Provided data>
#####
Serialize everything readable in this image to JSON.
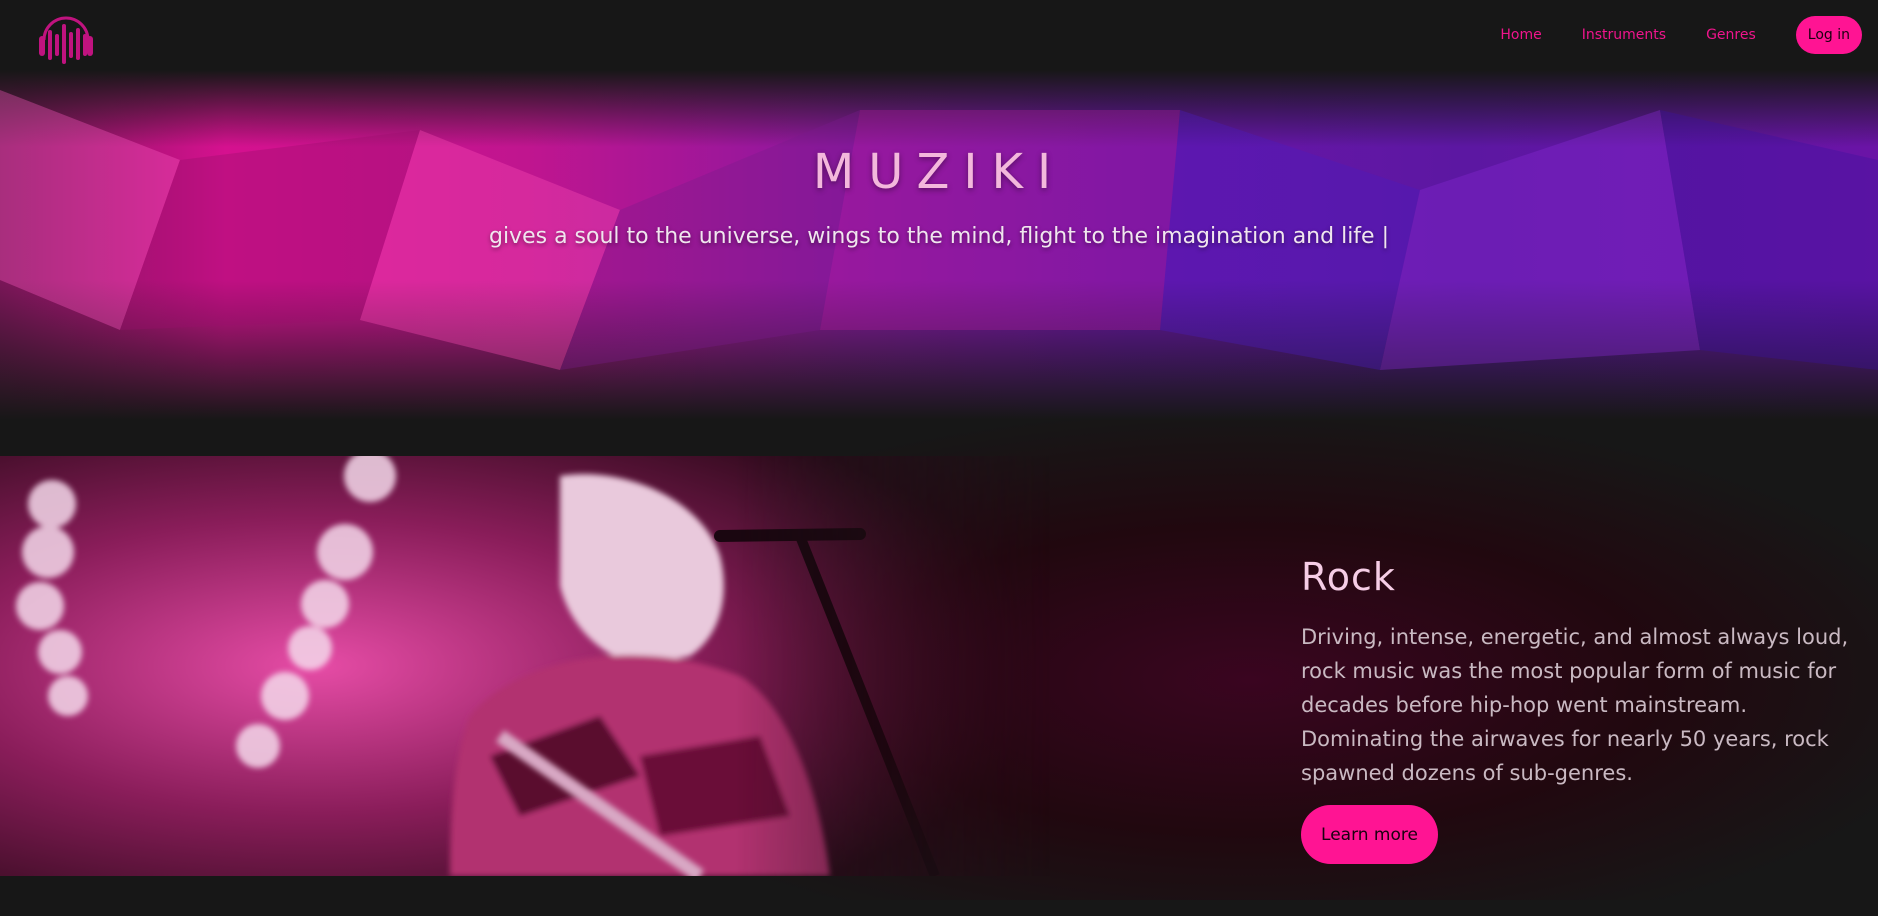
{
  "nav": {
    "logo": "headphones-logo",
    "links": [
      {
        "label": "Home"
      },
      {
        "label": "Instruments"
      },
      {
        "label": "Genres"
      }
    ],
    "login_label": "Log in"
  },
  "hero": {
    "title": "MUZIKI",
    "subtitle": "gives a soul to the universe, wings to the mind, flight to the imagination and life |"
  },
  "feature": {
    "genre": "Rock",
    "description": "Driving, intense, energetic, and almost always loud, rock music was the most popular form of music for decades before hip-hop went mainstream. Dominating the airwaves for nearly 50 years, rock spawned dozens of sub-genres.",
    "cta_label": "Learn more"
  },
  "colors": {
    "accent": "#ff1493",
    "background": "#171717"
  }
}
#####
Job>
Leave out the pictures and give the listing above again exactly.

Task answer>
Serialize everything readable in this image to JSON.
{
  "nav": {
    "logo": "headphones-logo",
    "links": [
      {
        "label": "Home"
      },
      {
        "label": "Instruments"
      },
      {
        "label": "Genres"
      }
    ],
    "login_label": "Log in"
  },
  "hero": {
    "title": "MUZIKI",
    "subtitle": "gives a soul to the universe, wings to the mind, flight to the imagination and life |"
  },
  "feature": {
    "genre": "Rock",
    "description": "Driving, intense, energetic, and almost always loud, rock music was the most popular form of music for decades before hip-hop went mainstream. Dominating the airwaves for nearly 50 years, rock spawned dozens of sub-genres.",
    "cta_label": "Learn more"
  },
  "colors": {
    "accent": "#ff1493",
    "background": "#171717"
  }
}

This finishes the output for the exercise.